** START Entries **

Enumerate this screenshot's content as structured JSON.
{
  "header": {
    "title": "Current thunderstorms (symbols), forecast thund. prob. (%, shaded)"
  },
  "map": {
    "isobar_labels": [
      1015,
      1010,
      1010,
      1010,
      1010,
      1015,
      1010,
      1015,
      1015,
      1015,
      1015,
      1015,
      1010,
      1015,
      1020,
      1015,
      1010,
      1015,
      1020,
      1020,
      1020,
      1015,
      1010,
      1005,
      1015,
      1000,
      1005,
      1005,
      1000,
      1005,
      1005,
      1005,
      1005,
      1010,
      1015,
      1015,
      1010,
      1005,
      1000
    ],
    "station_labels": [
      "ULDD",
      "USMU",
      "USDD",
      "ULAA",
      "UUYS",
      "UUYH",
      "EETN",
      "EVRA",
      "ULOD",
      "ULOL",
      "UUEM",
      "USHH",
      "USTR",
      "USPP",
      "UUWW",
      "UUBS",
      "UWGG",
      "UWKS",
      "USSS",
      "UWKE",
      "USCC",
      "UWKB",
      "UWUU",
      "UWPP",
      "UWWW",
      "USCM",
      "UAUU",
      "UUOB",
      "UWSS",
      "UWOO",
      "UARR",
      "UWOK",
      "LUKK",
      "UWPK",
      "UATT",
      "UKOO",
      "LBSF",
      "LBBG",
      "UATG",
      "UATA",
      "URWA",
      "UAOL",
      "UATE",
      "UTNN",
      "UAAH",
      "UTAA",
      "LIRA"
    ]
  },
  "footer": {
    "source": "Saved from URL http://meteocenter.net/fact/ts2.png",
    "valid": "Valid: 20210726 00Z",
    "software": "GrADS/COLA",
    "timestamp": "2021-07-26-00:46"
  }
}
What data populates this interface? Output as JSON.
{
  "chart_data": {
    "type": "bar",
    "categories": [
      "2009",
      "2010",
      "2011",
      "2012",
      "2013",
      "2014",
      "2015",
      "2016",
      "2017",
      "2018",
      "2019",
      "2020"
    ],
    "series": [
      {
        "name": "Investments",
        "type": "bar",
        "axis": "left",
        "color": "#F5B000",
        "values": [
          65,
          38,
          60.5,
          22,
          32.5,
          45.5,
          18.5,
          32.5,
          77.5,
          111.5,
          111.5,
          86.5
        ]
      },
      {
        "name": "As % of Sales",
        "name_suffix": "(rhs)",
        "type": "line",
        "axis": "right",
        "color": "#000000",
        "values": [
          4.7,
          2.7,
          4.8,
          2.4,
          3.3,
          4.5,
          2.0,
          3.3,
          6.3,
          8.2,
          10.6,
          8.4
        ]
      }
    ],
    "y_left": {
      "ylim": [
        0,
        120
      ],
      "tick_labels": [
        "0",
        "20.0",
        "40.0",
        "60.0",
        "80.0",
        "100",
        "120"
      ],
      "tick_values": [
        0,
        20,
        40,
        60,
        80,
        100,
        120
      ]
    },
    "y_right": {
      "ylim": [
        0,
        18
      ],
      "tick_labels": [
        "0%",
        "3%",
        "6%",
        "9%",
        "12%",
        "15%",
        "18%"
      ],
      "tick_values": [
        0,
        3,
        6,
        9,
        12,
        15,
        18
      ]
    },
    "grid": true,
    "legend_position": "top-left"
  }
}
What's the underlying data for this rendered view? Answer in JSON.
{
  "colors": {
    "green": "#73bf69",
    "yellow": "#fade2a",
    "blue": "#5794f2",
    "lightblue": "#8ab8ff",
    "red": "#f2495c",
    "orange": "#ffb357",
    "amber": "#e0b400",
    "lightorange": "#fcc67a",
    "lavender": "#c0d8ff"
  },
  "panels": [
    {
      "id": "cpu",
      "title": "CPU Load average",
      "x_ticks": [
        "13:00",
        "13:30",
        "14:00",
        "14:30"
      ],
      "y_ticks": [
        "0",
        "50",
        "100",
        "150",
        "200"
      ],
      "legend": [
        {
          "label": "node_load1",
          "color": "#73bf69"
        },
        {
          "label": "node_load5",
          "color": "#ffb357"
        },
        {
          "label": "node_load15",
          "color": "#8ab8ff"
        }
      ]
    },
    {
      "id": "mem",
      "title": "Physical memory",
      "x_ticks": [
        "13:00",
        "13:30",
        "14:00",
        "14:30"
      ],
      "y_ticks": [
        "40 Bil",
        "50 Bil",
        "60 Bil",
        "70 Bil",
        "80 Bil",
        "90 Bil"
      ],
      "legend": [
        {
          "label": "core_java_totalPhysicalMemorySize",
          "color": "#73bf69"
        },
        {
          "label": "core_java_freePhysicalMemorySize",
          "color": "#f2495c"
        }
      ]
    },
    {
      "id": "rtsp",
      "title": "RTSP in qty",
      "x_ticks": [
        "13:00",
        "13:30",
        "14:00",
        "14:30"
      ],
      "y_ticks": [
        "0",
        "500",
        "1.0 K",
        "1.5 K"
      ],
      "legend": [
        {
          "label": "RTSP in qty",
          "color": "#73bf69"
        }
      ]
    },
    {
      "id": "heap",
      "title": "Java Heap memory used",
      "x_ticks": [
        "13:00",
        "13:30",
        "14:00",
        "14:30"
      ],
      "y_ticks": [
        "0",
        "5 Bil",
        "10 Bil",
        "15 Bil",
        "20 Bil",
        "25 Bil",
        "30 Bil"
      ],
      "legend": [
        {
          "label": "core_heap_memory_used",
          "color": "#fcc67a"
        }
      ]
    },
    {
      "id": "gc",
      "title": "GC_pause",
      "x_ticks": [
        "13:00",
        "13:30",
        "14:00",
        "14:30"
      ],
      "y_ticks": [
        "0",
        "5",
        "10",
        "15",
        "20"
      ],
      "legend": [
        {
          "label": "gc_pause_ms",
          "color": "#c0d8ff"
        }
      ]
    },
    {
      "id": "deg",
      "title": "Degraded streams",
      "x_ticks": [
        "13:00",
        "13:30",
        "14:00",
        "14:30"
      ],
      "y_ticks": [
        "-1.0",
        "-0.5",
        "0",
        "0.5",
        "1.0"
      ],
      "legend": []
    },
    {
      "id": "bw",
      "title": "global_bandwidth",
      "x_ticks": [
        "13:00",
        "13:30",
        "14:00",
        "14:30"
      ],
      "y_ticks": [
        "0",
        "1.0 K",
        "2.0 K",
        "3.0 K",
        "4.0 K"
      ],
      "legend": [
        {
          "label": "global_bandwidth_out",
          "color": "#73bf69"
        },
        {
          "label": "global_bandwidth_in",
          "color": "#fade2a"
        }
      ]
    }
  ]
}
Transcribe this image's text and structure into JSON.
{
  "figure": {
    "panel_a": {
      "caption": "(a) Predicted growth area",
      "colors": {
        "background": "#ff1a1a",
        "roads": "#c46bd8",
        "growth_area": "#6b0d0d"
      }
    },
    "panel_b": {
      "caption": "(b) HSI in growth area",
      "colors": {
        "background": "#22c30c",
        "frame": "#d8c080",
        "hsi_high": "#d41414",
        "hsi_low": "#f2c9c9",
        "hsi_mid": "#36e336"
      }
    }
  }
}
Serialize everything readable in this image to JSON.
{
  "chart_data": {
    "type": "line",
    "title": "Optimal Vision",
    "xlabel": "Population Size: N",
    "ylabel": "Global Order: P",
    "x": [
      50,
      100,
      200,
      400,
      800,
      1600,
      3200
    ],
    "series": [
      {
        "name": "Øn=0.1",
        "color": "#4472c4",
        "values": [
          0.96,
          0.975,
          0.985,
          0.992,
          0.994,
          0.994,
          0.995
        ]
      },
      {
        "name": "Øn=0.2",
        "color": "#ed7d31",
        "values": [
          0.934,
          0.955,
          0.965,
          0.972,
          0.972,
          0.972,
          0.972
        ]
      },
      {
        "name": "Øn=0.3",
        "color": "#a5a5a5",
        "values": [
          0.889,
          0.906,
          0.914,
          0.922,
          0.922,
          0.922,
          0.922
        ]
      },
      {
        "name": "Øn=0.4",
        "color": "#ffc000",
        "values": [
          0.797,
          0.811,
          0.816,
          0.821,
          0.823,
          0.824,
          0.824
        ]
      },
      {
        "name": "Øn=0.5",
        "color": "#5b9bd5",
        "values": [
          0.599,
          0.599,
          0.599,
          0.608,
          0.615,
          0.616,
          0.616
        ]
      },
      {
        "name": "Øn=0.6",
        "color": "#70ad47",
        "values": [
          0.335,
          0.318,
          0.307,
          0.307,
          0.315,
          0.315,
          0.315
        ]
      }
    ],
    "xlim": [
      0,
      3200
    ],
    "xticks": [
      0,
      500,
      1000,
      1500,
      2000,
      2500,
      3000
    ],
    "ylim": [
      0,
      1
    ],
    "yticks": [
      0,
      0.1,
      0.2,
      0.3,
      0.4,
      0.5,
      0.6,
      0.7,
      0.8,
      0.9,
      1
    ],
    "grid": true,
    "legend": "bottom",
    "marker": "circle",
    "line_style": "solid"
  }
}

** END Entries **

:: Job ::
Repeat the lines from the one containing "Serialize everything readable" through the end of the listing, exactly and without any other lines; both ends are included.

:: Task output ::
Serialize everything readable in this image to JSON.
{
  "chart_data": {
    "type": "line",
    "title": "Optimal Vision",
    "xlabel": "Population Size: N",
    "ylabel": "Global Order: P",
    "x": [
      50,
      100,
      200,
      400,
      800,
      1600,
      3200
    ],
    "series": [
      {
        "name": "Øn=0.1",
        "color": "#4472c4",
        "values": [
          0.96,
          0.975,
          0.985,
          0.992,
          0.994,
          0.994,
          0.995
        ]
      },
      {
        "name": "Øn=0.2",
        "color": "#ed7d31",
        "values": [
          0.934,
          0.955,
          0.965,
          0.972,
          0.972,
          0.972,
          0.972
        ]
      },
      {
        "name": "Øn=0.3",
        "color": "#a5a5a5",
        "values": [
          0.889,
          0.906,
          0.914,
          0.922,
          0.922,
          0.922,
          0.922
        ]
      },
      {
        "name": "Øn=0.4",
        "color": "#ffc000",
        "values": [
          0.797,
          0.811,
          0.816,
          0.821,
          0.823,
          0.824,
          0.824
        ]
      },
      {
        "name": "Øn=0.5",
        "color": "#5b9bd5",
        "values": [
          0.599,
          0.599,
          0.599,
          0.608,
          0.615,
          0.616,
          0.616
        ]
      },
      {
        "name": "Øn=0.6",
        "color": "#70ad47",
        "values": [
          0.335,
          0.318,
          0.307,
          0.307,
          0.315,
          0.315,
          0.315
        ]
      }
    ],
    "xlim": [
      0,
      3200
    ],
    "xticks": [
      0,
      500,
      1000,
      1500,
      2000,
      2500,
      3000
    ],
    "ylim": [
      0,
      1
    ],
    "yticks": [
      0,
      0.1,
      0.2,
      0.3,
      0.4,
      0.5,
      0.6,
      0.7,
      0.8,
      0.9,
      1
    ],
    "grid": true,
    "legend": "bottom",
    "marker": "circle",
    "line_style": "solid"
  }
}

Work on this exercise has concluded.